STATED PROBLEM
Each line containing the word "wird" needs to be copied.

GIVEN INFORMATION
-----
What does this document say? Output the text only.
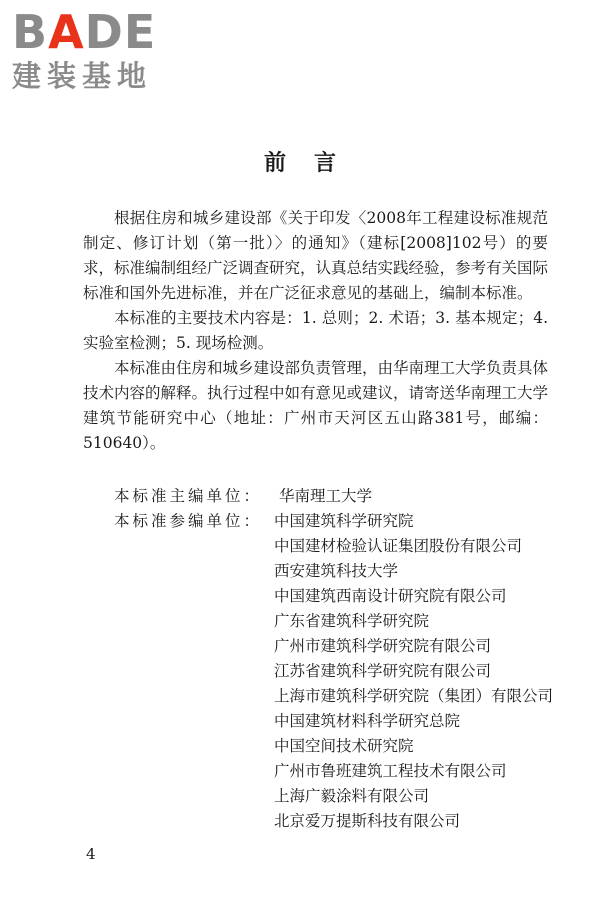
BADE
建装基地
前言

根据住房和城乡建设部《关于印发〈2008年工程建设标准规范制定、修订计划（第一批）〉的通知》（建标[2008]102号）的要求，标准编制组经广泛调查研究，认真总结实践经验，参考有关国际标准和国外先进标准，并在广泛征求意见的基础上，编制本标准。

本标准的主要技术内容是：1. 总则；2. 术语；3. 基本规定；4. 实验室检测；5. 现场检测。

本标准由住房和城乡建设部负责管理，由华南理工大学负责具体技术内容的解释。执行过程中如有意见或建议，请寄送华南理工大学建筑节能研究中心（地址：广州市天河区五山路381号，邮编：510640）。

本标准主编单位：	华南理工大学
本标准参编单位： 中国建筑科学研究院
中国建材检验认证集团股份有限公司
西安建筑科技大学
中国建筑西南设计研究院有限公司
广东省建筑科学研究院
广州市建筑科学研究院有限公司
江苏省建筑科学研究院有限公司
上海市建筑科学研究院（集团）有限公司
中国建筑材料科学研究总院
中国空间技术研究院
广州市鲁班建筑工程技术有限公司
上海广毅涂料有限公司
北京爱万提斯科技有限公司
4
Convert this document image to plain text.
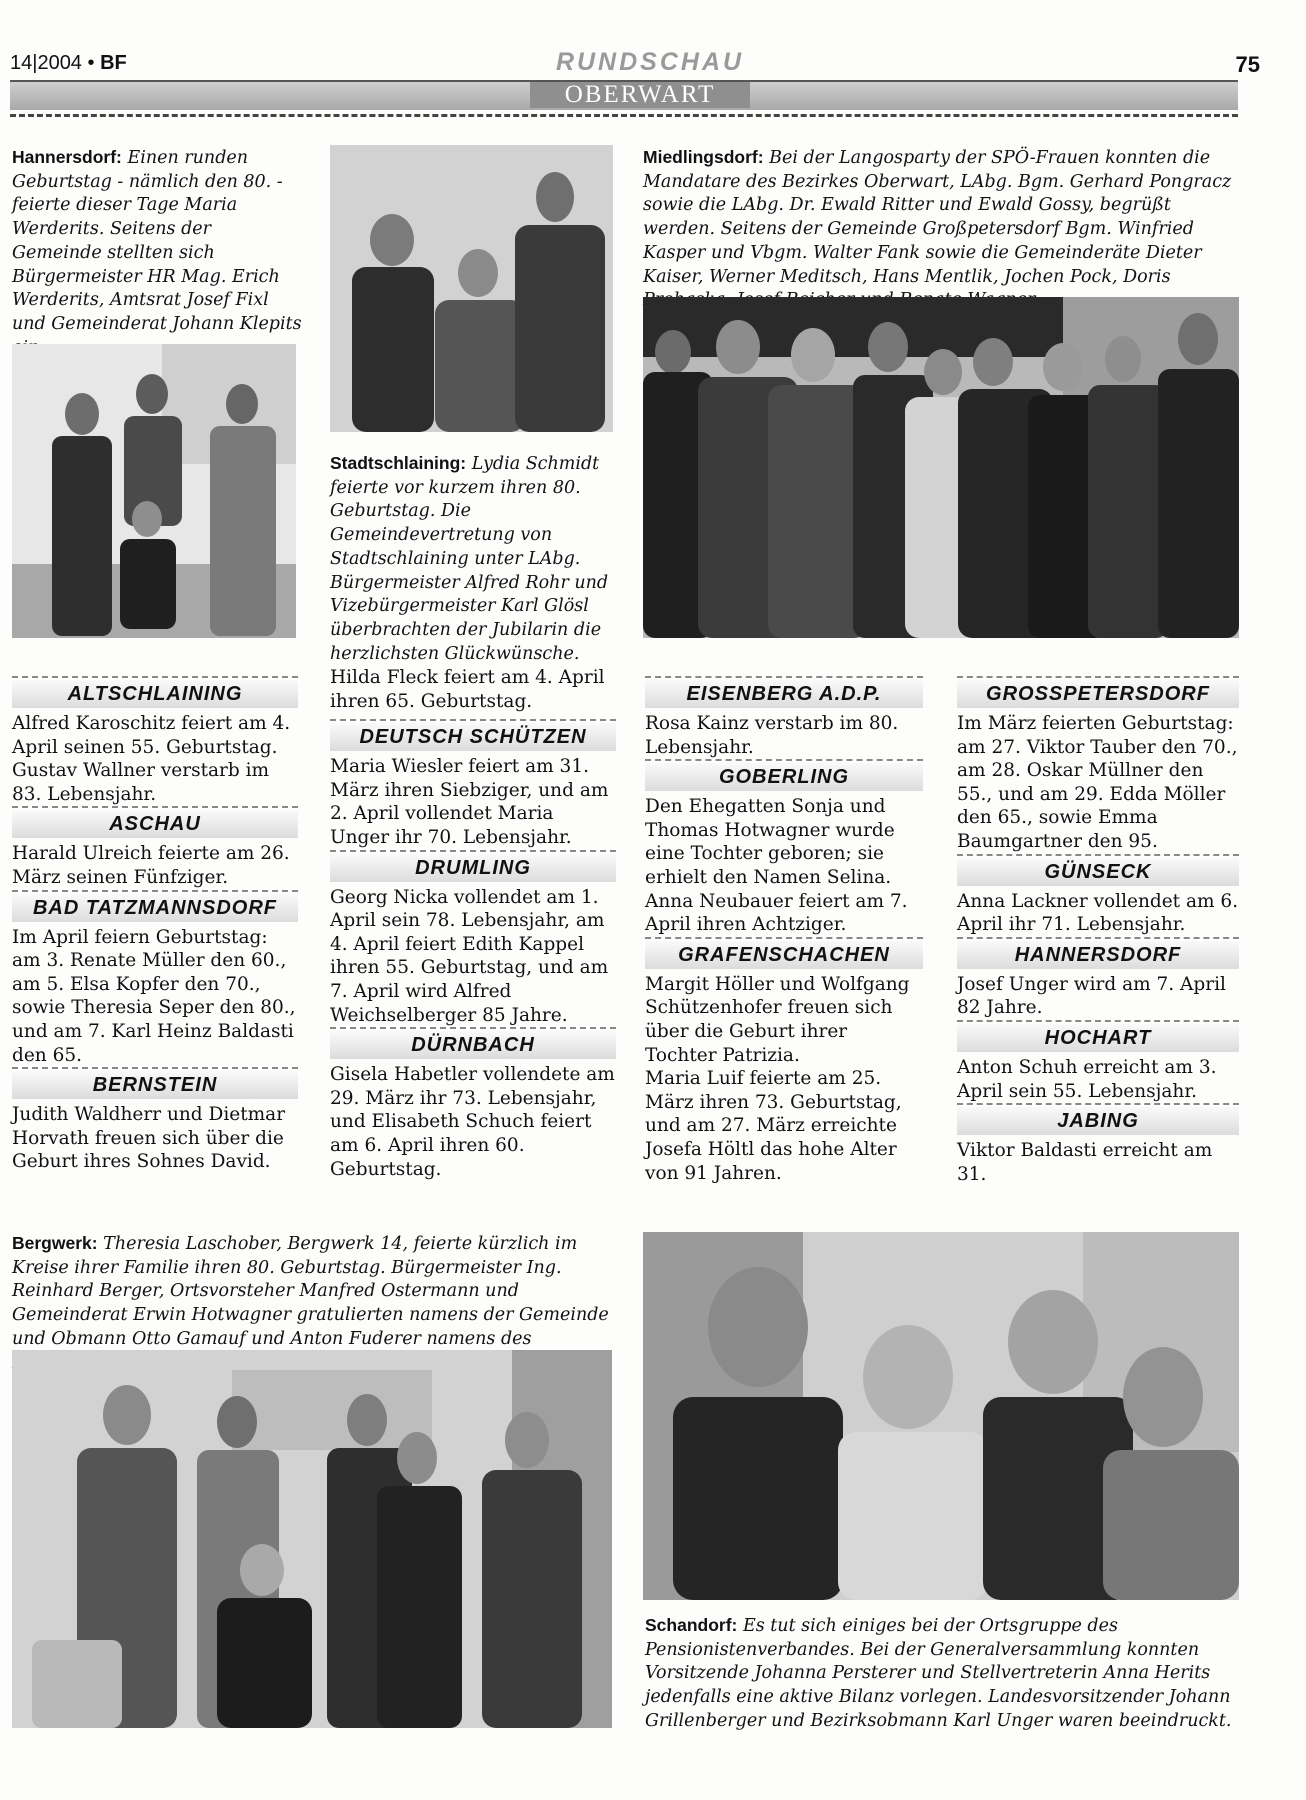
14|2004 • BF	RUNDSCHAU	75
OBERWART
Hannersdorf: Einen runden Geburtstag - nämlich den 80. - feierte dieser Tage Maria Werderits. Seitens der Gemeinde stellten sich Bürgermeister HR Mag. Erich Werderits, Amtsrat Josef Fixl und Gemeinderat Johann Klepits
Stadtschlaining: Lydia Schmidt feierte vor kurzem ihren 80. Geburtstag. Die Gemeindevertretung von Stadtschlaining unter LAbg. Bürgermeister Alfred Rohr und Vizebürgermeister Karl Glösl überbrachten der Jubilarin die herzlichsten Glückwünsche.
Miedlingsdorf: Bei der Langosparty der SPÖ-Frauen konnten die Mandatare des Bezirkes Oberwart, LAbg. Bgm. Gerhard Pongracz sowie die LAbg. Dr. Ewald Ritter und Ewald Gossy, begrüßt werden. Seitens der Gemeinde Großpetersdorf Bgm. Winfried Kasper und Vbgm. Walter Fank sowie die Gemeinderäte Dieter Kaiser, Werner Meditsch, Hans Mentlik, Jochen Pock, Doris
ALTSCHLAINING

Alfred Karoschitz feiert am 4. April seinen 55. Geburtstag.

Gustav Wallner verstarb im 83. Lebensjahr.

ASCHAU

Harald Ulreich feierte am 26. März seinen Fünfziger.

BAD TATZMANNSDORF

Im April feiern Geburtstag: am 3. Renate Müller den 60., am 5. Elsa Kopfer den 70., sowie Theresia Seper den 80., und am 7. Karl Heinz Baldasti den 65.

BERNSTEIN

Judith Waldherr und Dietmar Horvath freuen sich über die Geburt ihres Sohnes David.

Hilda Fleck feiert am 4. April ihren 65. Geburtstag.

DEUTSCH SCHÜTZEN

Maria Wiesler feiert am 31. März ihren Siebziger, und am 2. April vollendet Maria Unger ihr 70. Lebensjahr.

DRUMLING

Georg Nicka vollendet am 1. April sein 78. Lebensjahr, am 4. April feiert Edith Kappel ihren 55. Geburtstag, und am 7. April wird Alfred Weichselberger 85 Jahre.

DÜRNBACH

Gisela Habetler vollendete am 29. März ihr 73. Lebensjahr, und Elisabeth Schuch feiert am 6. April ihren 60. Geburtstag.

EISENBERG A.D.P.

Rosa Kainz verstarb im 80. Lebensjahr.

GOBERLING

Den Ehegatten Sonja und Thomas Hotwagner wurde eine Tochter geboren; sie erhielt den Namen Selina.

Anna Neubauer feiert am 7. April ihren Achtziger.

GRAFENSCHACHEN

Margit Höller und Wolfgang Schützenhofer freuen sich über die Geburt ihrer Tochter Patrizia.

Maria Luif feierte am 25. März ihren 73. Geburtstag, und am 27. März erreichte Josefa Höltl das hohe Alter von 91 Jahren.

GROSSPETERSDORF

Im März feierten Geburtstag: am 27. Viktor Tauber den 70., am 28. Oskar Müllner den 55., und am 29. Edda Möller den 65., sowie Emma Baumgartner den 95.

GÜNSECK

Anna Lackner vollendet am 6. April ihr 71. Lebensjahr.

HANNERSDORF

Josef Unger wird am 7. April 82 Jahre.

HOCHART

Anton Schuh erreicht am 3. April sein 55. Lebensjahr.

JABING

Viktor Baldasti erreicht am 31.

Bergwerk: Theresia Laschober, Bergwerk 14, feierte kürzlich im Kreise ihrer Familie ihren 80. Geburtstag. Bürgermeister Ing. Reinhard Berger, Ortsvorsteher Manfred Ostermann und Gemeinderat Erwin Hotwagner gratulierten namens der Gemeinde und Obmann Otto Gamauf und Anton Fuderer namens des
Schandorf: Es tut sich einiges bei der Ortsgruppe des Pensionistenverbandes. Bei der Generalversammlung konnten Vorsitzende Johanna Persterer und Stellvertreterin Anna Herits jedenfalls eine aktive Bilanz vorlegen. Landesvorsitzender Johann Grillenberger und Bezirksobmann Karl Unger waren beeindruckt.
-----
WRITTEN SOLUTION
Georg Nicka vollendet am 1. April sein 78. Lebensjahr, am 4. April feiert Edith Kappel ihren 55. Geburtstag, und am 7. April wird Alfred Weichselberger 85 Jahre.
Josef Unger wird am 7. April 82 Jahre.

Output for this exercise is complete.